Exercise description =
Write out the full listing exactly as given, minus the images.

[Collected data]
★ ★ ★ ★

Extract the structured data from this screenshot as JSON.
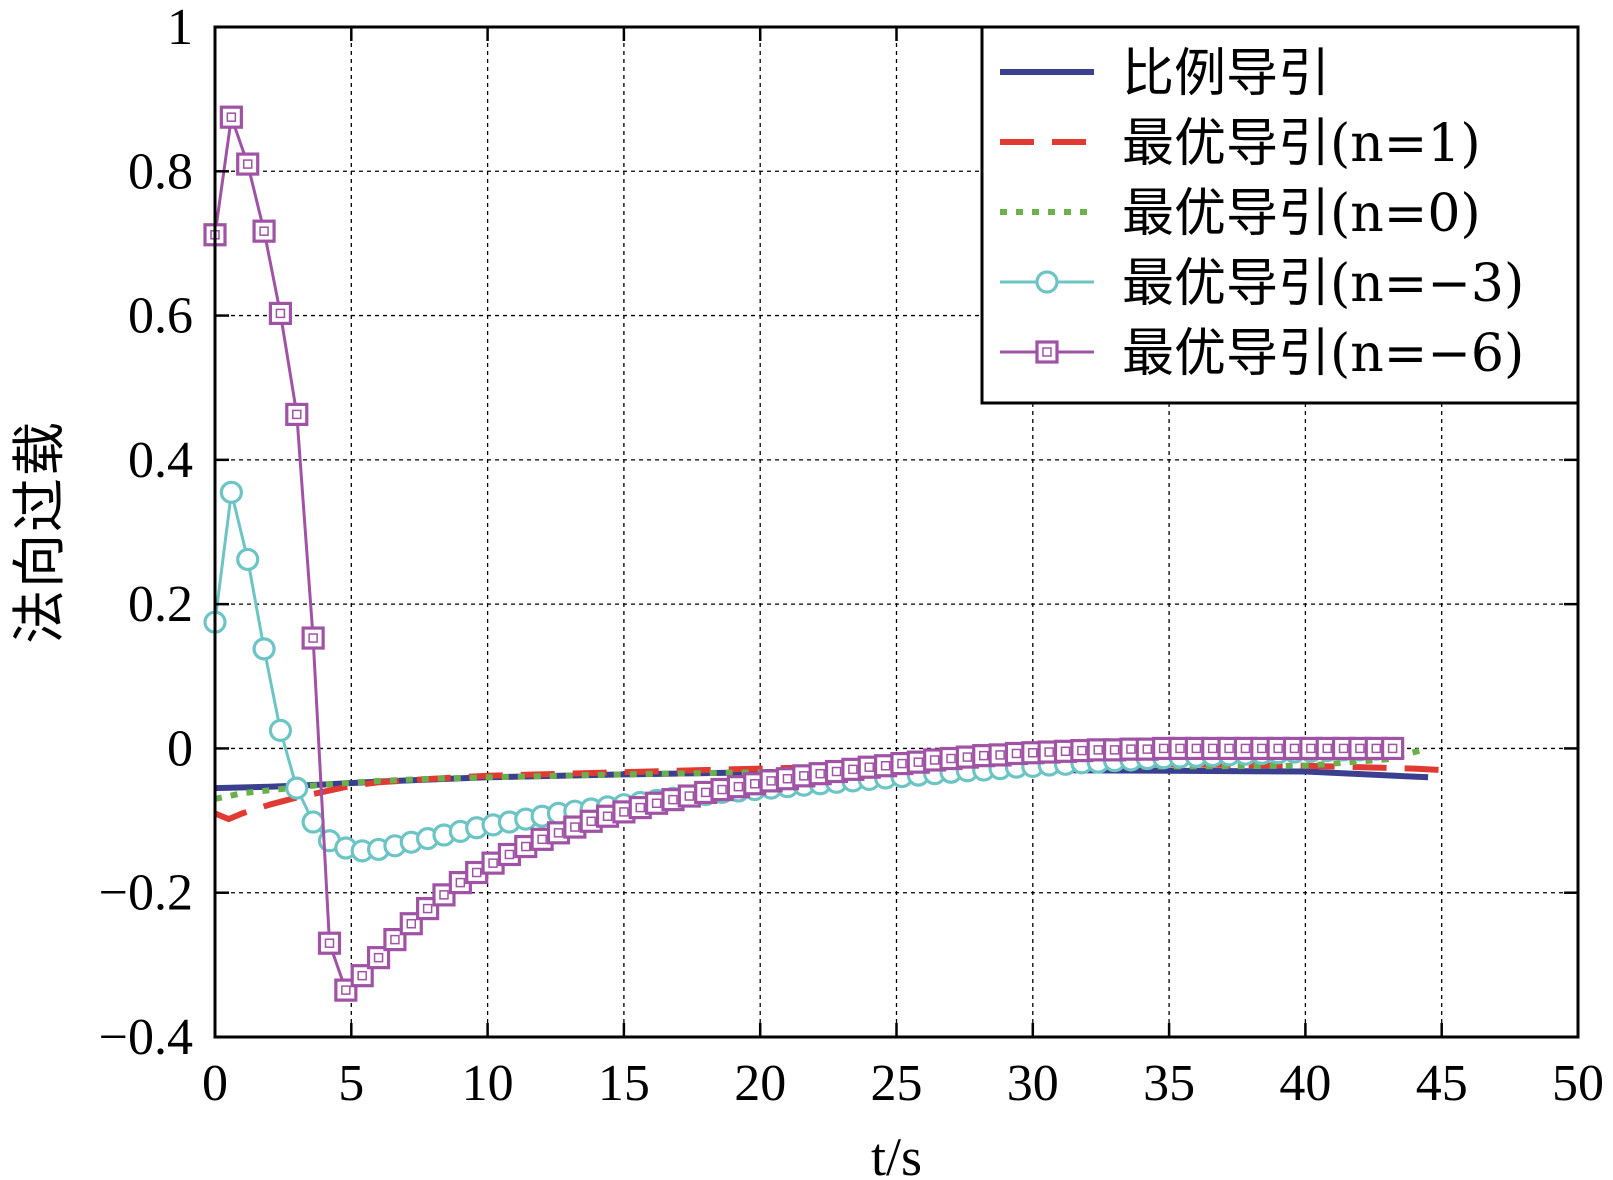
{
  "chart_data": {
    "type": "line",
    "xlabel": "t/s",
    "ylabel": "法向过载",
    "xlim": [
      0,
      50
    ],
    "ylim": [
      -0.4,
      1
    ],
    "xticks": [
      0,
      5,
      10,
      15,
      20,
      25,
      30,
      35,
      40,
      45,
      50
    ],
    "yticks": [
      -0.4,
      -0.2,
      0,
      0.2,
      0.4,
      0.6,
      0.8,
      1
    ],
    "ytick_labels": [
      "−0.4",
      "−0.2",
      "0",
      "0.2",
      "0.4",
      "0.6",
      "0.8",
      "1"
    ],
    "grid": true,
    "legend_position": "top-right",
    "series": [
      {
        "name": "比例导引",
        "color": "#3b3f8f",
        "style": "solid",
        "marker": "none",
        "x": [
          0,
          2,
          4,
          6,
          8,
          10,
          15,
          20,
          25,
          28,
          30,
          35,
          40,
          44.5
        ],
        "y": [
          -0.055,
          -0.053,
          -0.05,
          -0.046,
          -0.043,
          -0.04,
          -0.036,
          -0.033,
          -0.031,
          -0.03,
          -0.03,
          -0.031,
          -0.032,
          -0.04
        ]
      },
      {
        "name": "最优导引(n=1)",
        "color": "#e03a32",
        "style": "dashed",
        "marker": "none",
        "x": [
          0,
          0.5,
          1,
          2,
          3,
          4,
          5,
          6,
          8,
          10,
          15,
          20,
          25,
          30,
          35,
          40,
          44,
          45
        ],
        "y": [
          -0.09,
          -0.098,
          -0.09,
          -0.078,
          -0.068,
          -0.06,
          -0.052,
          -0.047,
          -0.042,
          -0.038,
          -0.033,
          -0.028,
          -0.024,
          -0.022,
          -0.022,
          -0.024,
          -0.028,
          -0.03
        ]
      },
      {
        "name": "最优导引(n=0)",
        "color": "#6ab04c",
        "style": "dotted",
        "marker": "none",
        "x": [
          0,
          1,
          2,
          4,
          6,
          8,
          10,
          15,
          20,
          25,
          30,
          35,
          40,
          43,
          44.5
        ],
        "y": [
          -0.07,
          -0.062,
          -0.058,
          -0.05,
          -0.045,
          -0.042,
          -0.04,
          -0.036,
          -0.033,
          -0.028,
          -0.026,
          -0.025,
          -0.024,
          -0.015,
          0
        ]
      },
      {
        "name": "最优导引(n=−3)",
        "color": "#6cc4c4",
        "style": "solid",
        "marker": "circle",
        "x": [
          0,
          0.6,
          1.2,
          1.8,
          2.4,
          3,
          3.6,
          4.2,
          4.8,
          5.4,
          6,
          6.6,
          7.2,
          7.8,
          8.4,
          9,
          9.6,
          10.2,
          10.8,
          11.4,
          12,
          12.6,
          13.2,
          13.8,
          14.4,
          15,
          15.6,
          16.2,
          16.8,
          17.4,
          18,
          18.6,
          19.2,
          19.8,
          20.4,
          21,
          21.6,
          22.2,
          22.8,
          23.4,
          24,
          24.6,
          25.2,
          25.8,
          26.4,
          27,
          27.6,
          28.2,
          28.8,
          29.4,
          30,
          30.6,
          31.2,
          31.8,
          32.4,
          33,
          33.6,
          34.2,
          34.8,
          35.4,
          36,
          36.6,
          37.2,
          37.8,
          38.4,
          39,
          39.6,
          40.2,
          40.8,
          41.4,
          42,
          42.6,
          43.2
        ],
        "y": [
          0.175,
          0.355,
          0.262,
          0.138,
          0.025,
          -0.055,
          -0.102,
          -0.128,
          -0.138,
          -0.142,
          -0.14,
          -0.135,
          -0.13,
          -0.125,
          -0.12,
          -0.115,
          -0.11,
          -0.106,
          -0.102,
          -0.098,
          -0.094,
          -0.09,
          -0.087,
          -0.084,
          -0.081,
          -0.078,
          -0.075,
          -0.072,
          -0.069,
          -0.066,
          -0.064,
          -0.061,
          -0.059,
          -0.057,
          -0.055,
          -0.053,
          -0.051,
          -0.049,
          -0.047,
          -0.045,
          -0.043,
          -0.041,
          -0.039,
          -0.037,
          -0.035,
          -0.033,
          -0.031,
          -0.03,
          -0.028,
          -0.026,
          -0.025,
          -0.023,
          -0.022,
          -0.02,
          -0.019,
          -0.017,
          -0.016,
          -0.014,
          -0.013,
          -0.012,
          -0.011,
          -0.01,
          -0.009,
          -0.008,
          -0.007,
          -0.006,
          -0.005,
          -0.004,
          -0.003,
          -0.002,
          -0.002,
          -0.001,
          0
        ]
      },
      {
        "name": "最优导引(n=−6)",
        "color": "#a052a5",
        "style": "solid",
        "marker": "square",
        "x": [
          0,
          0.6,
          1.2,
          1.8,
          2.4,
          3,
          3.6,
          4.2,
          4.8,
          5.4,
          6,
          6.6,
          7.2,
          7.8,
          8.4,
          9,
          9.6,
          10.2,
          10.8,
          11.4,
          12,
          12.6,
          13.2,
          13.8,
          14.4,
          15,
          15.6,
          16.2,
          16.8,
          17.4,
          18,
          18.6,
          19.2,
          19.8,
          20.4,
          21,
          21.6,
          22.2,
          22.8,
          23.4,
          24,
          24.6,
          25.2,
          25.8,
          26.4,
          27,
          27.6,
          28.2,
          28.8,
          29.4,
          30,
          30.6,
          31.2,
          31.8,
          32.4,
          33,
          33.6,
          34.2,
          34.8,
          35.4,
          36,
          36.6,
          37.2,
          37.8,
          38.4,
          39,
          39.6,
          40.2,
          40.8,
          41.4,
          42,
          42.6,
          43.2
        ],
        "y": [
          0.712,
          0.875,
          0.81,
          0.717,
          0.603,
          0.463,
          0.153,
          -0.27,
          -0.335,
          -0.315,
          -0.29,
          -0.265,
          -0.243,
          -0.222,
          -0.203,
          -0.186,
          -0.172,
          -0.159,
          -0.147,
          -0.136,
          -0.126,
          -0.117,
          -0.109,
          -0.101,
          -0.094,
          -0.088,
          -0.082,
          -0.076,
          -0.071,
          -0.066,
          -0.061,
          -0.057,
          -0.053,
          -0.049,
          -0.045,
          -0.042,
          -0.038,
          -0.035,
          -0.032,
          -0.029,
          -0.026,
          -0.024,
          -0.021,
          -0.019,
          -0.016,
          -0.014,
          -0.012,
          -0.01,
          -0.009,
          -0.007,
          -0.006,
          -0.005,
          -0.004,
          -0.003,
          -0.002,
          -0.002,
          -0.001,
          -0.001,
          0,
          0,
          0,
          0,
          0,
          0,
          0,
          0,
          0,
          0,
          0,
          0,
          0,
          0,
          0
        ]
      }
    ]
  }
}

★ ★ ★ ★

Solution to the exercise =
Extract the structured data from this screenshot as JSON.
{
  "chart_data": {
    "type": "line",
    "xlabel": "t/s",
    "ylabel": "法向过载",
    "xlim": [
      0,
      50
    ],
    "ylim": [
      -0.4,
      1
    ],
    "xticks": [
      0,
      5,
      10,
      15,
      20,
      25,
      30,
      35,
      40,
      45,
      50
    ],
    "yticks": [
      -0.4,
      -0.2,
      0,
      0.2,
      0.4,
      0.6,
      0.8,
      1
    ],
    "ytick_labels": [
      "−0.4",
      "−0.2",
      "0",
      "0.2",
      "0.4",
      "0.6",
      "0.8",
      "1"
    ],
    "grid": true,
    "legend_position": "top-right",
    "series": [
      {
        "name": "比例导引",
        "color": "#3b3f8f",
        "style": "solid",
        "marker": "none",
        "x": [
          0,
          2,
          4,
          6,
          8,
          10,
          15,
          20,
          25,
          28,
          30,
          35,
          40,
          44.5
        ],
        "y": [
          -0.055,
          -0.053,
          -0.05,
          -0.046,
          -0.043,
          -0.04,
          -0.036,
          -0.033,
          -0.031,
          -0.03,
          -0.03,
          -0.031,
          -0.032,
          -0.04
        ]
      },
      {
        "name": "最优导引(n=1)",
        "color": "#e03a32",
        "style": "dashed",
        "marker": "none",
        "x": [
          0,
          0.5,
          1,
          2,
          3,
          4,
          5,
          6,
          8,
          10,
          15,
          20,
          25,
          30,
          35,
          40,
          44,
          45
        ],
        "y": [
          -0.09,
          -0.098,
          -0.09,
          -0.078,
          -0.068,
          -0.06,
          -0.052,
          -0.047,
          -0.042,
          -0.038,
          -0.033,
          -0.028,
          -0.024,
          -0.022,
          -0.022,
          -0.024,
          -0.028,
          -0.03
        ]
      },
      {
        "name": "最优导引(n=0)",
        "color": "#6ab04c",
        "style": "dotted",
        "marker": "none",
        "x": [
          0,
          1,
          2,
          4,
          6,
          8,
          10,
          15,
          20,
          25,
          30,
          35,
          40,
          43,
          44.5
        ],
        "y": [
          -0.07,
          -0.062,
          -0.058,
          -0.05,
          -0.045,
          -0.042,
          -0.04,
          -0.036,
          -0.033,
          -0.028,
          -0.026,
          -0.025,
          -0.024,
          -0.015,
          0
        ]
      },
      {
        "name": "最优导引(n=−3)",
        "color": "#6cc4c4",
        "style": "solid",
        "marker": "circle",
        "x": [
          0,
          0.6,
          1.2,
          1.8,
          2.4,
          3,
          3.6,
          4.2,
          4.8,
          5.4,
          6,
          6.6,
          7.2,
          7.8,
          8.4,
          9,
          9.6,
          10.2,
          10.8,
          11.4,
          12,
          12.6,
          13.2,
          13.8,
          14.4,
          15,
          15.6,
          16.2,
          16.8,
          17.4,
          18,
          18.6,
          19.2,
          19.8,
          20.4,
          21,
          21.6,
          22.2,
          22.8,
          23.4,
          24,
          24.6,
          25.2,
          25.8,
          26.4,
          27,
          27.6,
          28.2,
          28.8,
          29.4,
          30,
          30.6,
          31.2,
          31.8,
          32.4,
          33,
          33.6,
          34.2,
          34.8,
          35.4,
          36,
          36.6,
          37.2,
          37.8,
          38.4,
          39,
          39.6,
          40.2,
          40.8,
          41.4,
          42,
          42.6,
          43.2
        ],
        "y": [
          0.175,
          0.355,
          0.262,
          0.138,
          0.025,
          -0.055,
          -0.102,
          -0.128,
          -0.138,
          -0.142,
          -0.14,
          -0.135,
          -0.13,
          -0.125,
          -0.12,
          -0.115,
          -0.11,
          -0.106,
          -0.102,
          -0.098,
          -0.094,
          -0.09,
          -0.087,
          -0.084,
          -0.081,
          -0.078,
          -0.075,
          -0.072,
          -0.069,
          -0.066,
          -0.064,
          -0.061,
          -0.059,
          -0.057,
          -0.055,
          -0.053,
          -0.051,
          -0.049,
          -0.047,
          -0.045,
          -0.043,
          -0.041,
          -0.039,
          -0.037,
          -0.035,
          -0.033,
          -0.031,
          -0.03,
          -0.028,
          -0.026,
          -0.025,
          -0.023,
          -0.022,
          -0.02,
          -0.019,
          -0.017,
          -0.016,
          -0.014,
          -0.013,
          -0.012,
          -0.011,
          -0.01,
          -0.009,
          -0.008,
          -0.007,
          -0.006,
          -0.005,
          -0.004,
          -0.003,
          -0.002,
          -0.002,
          -0.001,
          0
        ]
      },
      {
        "name": "最优导引(n=−6)",
        "color": "#a052a5",
        "style": "solid",
        "marker": "square",
        "x": [
          0,
          0.6,
          1.2,
          1.8,
          2.4,
          3,
          3.6,
          4.2,
          4.8,
          5.4,
          6,
          6.6,
          7.2,
          7.8,
          8.4,
          9,
          9.6,
          10.2,
          10.8,
          11.4,
          12,
          12.6,
          13.2,
          13.8,
          14.4,
          15,
          15.6,
          16.2,
          16.8,
          17.4,
          18,
          18.6,
          19.2,
          19.8,
          20.4,
          21,
          21.6,
          22.2,
          22.8,
          23.4,
          24,
          24.6,
          25.2,
          25.8,
          26.4,
          27,
          27.6,
          28.2,
          28.8,
          29.4,
          30,
          30.6,
          31.2,
          31.8,
          32.4,
          33,
          33.6,
          34.2,
          34.8,
          35.4,
          36,
          36.6,
          37.2,
          37.8,
          38.4,
          39,
          39.6,
          40.2,
          40.8,
          41.4,
          42,
          42.6,
          43.2
        ],
        "y": [
          0.712,
          0.875,
          0.81,
          0.717,
          0.603,
          0.463,
          0.153,
          -0.27,
          -0.335,
          -0.315,
          -0.29,
          -0.265,
          -0.243,
          -0.222,
          -0.203,
          -0.186,
          -0.172,
          -0.159,
          -0.147,
          -0.136,
          -0.126,
          -0.117,
          -0.109,
          -0.101,
          -0.094,
          -0.088,
          -0.082,
          -0.076,
          -0.071,
          -0.066,
          -0.061,
          -0.057,
          -0.053,
          -0.049,
          -0.045,
          -0.042,
          -0.038,
          -0.035,
          -0.032,
          -0.029,
          -0.026,
          -0.024,
          -0.021,
          -0.019,
          -0.016,
          -0.014,
          -0.012,
          -0.01,
          -0.009,
          -0.007,
          -0.006,
          -0.005,
          -0.004,
          -0.003,
          -0.002,
          -0.002,
          -0.001,
          -0.001,
          0,
          0,
          0,
          0,
          0,
          0,
          0,
          0,
          0,
          0,
          0,
          0,
          0,
          0,
          0
        ]
      }
    ]
  }
}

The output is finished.